---------- Data lines ----------
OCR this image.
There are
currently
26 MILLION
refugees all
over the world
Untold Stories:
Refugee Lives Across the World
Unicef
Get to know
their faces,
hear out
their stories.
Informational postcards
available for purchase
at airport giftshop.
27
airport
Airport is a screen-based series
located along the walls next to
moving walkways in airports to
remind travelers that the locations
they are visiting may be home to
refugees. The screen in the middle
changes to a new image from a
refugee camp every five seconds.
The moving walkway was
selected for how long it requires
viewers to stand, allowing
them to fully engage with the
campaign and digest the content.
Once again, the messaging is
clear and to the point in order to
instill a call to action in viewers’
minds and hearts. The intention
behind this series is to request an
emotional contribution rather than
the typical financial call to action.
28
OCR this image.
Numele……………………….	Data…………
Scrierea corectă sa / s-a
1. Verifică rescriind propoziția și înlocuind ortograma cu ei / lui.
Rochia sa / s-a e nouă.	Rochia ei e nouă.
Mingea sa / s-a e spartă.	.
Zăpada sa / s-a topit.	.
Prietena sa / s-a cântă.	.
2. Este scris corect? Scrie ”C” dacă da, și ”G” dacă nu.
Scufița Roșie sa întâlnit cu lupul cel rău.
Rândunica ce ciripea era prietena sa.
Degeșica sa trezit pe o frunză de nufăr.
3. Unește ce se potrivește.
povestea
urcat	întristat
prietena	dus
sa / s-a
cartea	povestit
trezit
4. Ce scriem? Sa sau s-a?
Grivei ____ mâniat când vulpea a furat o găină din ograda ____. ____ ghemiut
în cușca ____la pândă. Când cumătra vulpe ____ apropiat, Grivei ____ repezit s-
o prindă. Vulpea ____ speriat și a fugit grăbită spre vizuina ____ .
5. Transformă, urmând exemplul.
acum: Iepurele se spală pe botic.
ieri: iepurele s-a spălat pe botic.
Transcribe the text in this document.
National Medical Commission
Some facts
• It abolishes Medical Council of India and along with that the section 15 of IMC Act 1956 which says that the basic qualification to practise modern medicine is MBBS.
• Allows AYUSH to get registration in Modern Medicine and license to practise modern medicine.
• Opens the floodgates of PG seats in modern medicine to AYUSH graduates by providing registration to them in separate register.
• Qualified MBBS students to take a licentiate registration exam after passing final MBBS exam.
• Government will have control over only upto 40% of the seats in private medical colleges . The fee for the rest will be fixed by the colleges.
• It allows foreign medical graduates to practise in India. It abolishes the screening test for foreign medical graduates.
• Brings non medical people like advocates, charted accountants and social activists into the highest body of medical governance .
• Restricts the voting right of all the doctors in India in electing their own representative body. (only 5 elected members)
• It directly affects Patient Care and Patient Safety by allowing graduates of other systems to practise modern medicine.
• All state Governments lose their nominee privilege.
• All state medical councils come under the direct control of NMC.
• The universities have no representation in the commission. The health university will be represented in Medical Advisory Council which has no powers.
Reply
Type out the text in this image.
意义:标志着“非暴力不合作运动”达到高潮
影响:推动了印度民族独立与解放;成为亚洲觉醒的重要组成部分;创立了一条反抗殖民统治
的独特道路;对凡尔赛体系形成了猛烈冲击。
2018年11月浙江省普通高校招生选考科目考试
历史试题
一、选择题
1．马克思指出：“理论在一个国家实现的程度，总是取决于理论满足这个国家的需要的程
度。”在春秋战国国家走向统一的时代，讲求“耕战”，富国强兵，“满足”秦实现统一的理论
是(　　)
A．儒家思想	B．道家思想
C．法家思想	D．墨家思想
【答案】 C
----------
Take the listing above and set it down exactly.

OCR this image.
There are
currently
26 MILLION
refugees all
over the world
Untold Stories:
Refugee Lives Across the World
Unicef
Get to know
their faces,
hear out
their stories.
Informational postcards
available for purchase
at airport giftshop.
27
airport
Airport is a screen-based series
located along the walls next to
moving walkways in airports to
remind travelers that the locations
they are visiting may be home to
refugees. The screen in the middle
changes to a new image from a
refugee camp every five seconds.
The moving walkway was
selected for how long it requires
viewers to stand, allowing
them to fully engage with the
campaign and digest the content.
Once again, the messaging is
clear and to the point in order to
instill a call to action in viewers’
minds and hearts. The intention
behind this series is to request an
emotional contribution rather than
the typical financial call to action.
28
OCR this image.
Numele……………………….	Data…………
Scrierea corectă sa / s-a
1. Verifică rescriind propoziția și înlocuind ortograma cu ei / lui.
Rochia sa / s-a e nouă.	Rochia ei e nouă.
Mingea sa / s-a e spartă.	.
Zăpada sa / s-a topit.	.
Prietena sa / s-a cântă.	.
2. Este scris corect? Scrie ”C” dacă da, și ”G” dacă nu.
Scufița Roșie sa întâlnit cu lupul cel rău.
Rândunica ce ciripea era prietena sa.
Degeșica sa trezit pe o frunză de nufăr.
3. Unește ce se potrivește.
povestea
urcat	întristat
prietena	dus
sa / s-a
cartea	povestit
trezit
4. Ce scriem? Sa sau s-a?
Grivei ____ mâniat când vulpea a furat o găină din ograda ____. ____ ghemiut
în cușca ____la pândă. Când cumătra vulpe ____ apropiat, Grivei ____ repezit s-
o prindă. Vulpea ____ speriat și a fugit grăbită spre vizuina ____ .
5. Transformă, urmând exemplul.
acum: Iepurele se spală pe botic.
ieri: iepurele s-a spălat pe botic.
Transcribe the text in this document.
National Medical Commission
Some facts
• It abolishes Medical Council of India and along with that the section 15 of IMC Act 1956 which says that the basic qualification to practise modern medicine is MBBS.
• Allows AYUSH to get registration in Modern Medicine and license to practise modern medicine.
• Opens the floodgates of PG seats in modern medicine to AYUSH graduates by providing registration to them in separate register.
• Qualified MBBS students to take a licentiate registration exam after passing final MBBS exam.
• Government will have control over only upto 40% of the seats in private medical colleges . The fee for the rest will be fixed by the colleges.
• It allows foreign medical graduates to practise in India. It abolishes the screening test for foreign medical graduates.
• Brings non medical people like advocates, charted accountants and social activists into the highest body of medical governance .
• Restricts the voting right of all the doctors in India in electing their own representative body. (only 5 elected members)
• It directly affects Patient Care and Patient Safety by allowing graduates of other systems to practise modern medicine.
• All state Governments lose their nominee privilege.
• All state medical councils come under the direct control of NMC.
• The universities have no representation in the commission. The health university will be represented in Medical Advisory Council which has no powers.
Reply
Type out the text in this image.
意义:标志着“非暴力不合作运动”达到高潮
影响:推动了印度民族独立与解放;成为亚洲觉醒的重要组成部分;创立了一条反抗殖民统治
的独特道路;对凡尔赛体系形成了猛烈冲击。
2018年11月浙江省普通高校招生选考科目考试
历史试题
一、选择题
1．马克思指出：“理论在一个国家实现的程度，总是取决于理论满足这个国家的需要的程
度。”在春秋战国国家走向统一的时代，讲求“耕战”，富国强兵，“满足”秦实现统一的理论
是(　　)
A．儒家思想	B．道家思想
C．法家思想	D．墨家思想
【答案】 C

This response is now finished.